Saved entries:
•••
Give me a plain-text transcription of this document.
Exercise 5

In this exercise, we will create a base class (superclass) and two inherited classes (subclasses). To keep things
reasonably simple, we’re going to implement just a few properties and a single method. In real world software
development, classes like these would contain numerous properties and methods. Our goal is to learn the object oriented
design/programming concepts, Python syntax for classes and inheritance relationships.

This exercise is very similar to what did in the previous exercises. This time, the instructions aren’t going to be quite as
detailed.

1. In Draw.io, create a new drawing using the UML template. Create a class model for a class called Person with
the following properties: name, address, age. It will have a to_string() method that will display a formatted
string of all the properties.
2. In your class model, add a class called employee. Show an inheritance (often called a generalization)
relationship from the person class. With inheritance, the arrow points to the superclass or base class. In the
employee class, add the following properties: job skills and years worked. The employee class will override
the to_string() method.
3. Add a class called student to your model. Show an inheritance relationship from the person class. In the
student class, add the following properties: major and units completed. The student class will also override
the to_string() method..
•••
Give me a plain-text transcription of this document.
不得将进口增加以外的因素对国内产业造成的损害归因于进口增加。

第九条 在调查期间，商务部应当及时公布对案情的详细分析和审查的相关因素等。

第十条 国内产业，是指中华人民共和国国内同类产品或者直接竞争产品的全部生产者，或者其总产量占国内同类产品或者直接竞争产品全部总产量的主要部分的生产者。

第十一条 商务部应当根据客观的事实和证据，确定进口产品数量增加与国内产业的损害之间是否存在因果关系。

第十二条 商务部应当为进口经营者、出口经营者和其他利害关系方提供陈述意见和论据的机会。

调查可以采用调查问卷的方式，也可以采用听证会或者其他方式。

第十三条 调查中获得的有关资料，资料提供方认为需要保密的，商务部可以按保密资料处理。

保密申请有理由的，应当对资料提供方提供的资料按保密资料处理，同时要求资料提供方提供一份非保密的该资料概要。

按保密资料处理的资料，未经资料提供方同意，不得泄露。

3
•••
- [WHAT YOU ARE ASKED TO DO]
Find all lines where the word "following" appears. Copy them.

- [RESULT OF THIS TASK]
the following properties: name, address, age. It will have a to_string() method that will display a formatted
employee class, add the following properties: job skills and years worked. The employee class will override
student class, add the following properties: major and units completed. The student class will also override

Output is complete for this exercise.